**Task description**
Give the total number of lines with the word "title" in them, and no other words.
* start Records for the exercise *
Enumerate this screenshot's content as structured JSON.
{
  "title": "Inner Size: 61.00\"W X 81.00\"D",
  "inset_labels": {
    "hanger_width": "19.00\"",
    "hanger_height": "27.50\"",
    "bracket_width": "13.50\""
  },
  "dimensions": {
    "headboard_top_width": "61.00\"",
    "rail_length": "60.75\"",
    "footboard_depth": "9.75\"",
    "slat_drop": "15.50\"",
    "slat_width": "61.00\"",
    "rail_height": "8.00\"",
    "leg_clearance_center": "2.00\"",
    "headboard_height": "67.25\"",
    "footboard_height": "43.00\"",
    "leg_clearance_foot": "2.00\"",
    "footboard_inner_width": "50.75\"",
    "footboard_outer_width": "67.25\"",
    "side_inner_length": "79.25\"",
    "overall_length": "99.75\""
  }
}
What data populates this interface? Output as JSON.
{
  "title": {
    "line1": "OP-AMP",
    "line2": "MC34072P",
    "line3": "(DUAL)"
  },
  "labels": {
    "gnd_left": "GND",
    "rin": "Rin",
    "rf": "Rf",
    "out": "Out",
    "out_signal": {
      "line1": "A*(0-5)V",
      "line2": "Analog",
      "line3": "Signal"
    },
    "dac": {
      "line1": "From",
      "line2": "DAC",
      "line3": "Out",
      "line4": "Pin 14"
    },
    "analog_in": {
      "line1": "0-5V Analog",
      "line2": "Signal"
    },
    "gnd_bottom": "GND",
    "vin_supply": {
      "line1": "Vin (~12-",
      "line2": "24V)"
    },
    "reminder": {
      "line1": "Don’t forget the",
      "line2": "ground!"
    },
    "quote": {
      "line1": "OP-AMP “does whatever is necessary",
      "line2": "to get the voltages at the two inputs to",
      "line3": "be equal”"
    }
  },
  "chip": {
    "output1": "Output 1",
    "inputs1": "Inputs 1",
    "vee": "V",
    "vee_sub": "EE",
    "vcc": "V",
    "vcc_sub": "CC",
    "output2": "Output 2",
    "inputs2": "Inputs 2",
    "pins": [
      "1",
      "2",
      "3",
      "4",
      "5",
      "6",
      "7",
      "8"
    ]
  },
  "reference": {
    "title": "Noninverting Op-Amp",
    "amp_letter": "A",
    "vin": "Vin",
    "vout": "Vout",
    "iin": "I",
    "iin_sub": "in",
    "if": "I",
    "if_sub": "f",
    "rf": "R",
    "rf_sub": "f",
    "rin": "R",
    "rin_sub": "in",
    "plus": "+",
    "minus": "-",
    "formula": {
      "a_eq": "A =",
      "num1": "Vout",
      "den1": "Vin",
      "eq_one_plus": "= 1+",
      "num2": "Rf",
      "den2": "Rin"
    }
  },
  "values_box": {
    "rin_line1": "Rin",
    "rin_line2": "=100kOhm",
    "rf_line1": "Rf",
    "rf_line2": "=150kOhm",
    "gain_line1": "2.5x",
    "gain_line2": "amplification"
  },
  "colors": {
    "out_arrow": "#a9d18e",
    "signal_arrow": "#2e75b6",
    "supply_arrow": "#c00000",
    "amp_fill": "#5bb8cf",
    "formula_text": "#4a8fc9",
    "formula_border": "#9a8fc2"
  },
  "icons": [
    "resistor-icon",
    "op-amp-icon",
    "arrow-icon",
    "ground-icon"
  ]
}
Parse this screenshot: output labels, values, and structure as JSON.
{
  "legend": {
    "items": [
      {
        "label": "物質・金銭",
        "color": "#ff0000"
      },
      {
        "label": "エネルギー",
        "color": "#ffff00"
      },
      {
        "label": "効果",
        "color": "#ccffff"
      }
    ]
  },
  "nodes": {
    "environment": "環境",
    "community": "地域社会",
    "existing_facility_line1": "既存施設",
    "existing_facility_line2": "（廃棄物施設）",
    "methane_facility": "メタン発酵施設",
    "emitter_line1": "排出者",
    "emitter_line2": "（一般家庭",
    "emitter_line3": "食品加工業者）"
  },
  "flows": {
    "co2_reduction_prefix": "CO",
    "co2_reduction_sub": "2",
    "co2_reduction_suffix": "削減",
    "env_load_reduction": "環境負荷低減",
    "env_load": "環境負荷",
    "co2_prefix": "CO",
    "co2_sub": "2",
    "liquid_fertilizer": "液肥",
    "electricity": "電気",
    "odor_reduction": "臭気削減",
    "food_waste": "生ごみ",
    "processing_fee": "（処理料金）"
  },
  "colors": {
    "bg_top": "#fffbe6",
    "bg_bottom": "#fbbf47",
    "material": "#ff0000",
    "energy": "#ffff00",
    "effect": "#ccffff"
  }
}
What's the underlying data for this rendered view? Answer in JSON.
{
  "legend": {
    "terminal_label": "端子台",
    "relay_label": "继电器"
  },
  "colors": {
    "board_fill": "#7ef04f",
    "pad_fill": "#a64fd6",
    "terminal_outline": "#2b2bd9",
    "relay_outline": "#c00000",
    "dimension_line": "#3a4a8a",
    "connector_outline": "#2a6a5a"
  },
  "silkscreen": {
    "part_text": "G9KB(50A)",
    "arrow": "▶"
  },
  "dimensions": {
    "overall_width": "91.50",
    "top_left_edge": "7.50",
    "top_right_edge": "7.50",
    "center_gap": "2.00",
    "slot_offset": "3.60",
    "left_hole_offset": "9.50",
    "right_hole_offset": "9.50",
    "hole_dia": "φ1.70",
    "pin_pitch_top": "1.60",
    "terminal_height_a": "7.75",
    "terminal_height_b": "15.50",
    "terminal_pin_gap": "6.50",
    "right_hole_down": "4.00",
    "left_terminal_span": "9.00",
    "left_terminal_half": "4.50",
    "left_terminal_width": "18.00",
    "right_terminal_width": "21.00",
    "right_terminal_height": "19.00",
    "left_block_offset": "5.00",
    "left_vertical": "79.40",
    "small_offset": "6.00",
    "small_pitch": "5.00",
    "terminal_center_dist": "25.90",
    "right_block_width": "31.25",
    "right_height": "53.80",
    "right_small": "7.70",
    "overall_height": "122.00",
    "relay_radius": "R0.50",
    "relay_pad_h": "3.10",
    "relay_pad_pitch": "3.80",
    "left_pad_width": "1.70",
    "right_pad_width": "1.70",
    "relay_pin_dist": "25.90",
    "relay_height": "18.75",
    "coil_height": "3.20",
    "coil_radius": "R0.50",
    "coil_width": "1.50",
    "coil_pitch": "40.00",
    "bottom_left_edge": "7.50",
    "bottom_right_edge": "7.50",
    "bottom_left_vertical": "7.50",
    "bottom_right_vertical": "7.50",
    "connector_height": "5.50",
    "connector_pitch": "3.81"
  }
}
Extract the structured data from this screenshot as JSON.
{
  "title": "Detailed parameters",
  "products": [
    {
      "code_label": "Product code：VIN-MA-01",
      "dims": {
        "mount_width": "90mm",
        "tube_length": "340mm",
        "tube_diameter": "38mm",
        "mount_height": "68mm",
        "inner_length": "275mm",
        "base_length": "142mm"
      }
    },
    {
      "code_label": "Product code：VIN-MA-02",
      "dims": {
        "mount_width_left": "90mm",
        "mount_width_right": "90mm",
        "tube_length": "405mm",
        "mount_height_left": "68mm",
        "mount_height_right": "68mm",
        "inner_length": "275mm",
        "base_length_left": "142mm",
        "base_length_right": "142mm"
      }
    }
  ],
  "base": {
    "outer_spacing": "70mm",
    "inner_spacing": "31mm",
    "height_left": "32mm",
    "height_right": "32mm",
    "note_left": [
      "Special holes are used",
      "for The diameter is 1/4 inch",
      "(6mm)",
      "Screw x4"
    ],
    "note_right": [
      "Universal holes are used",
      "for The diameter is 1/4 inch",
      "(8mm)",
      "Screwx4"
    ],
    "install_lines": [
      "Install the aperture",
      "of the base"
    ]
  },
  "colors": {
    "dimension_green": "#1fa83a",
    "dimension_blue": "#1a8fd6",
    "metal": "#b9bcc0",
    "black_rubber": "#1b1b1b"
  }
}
* end Records for the exercise *
**Correct answer**
4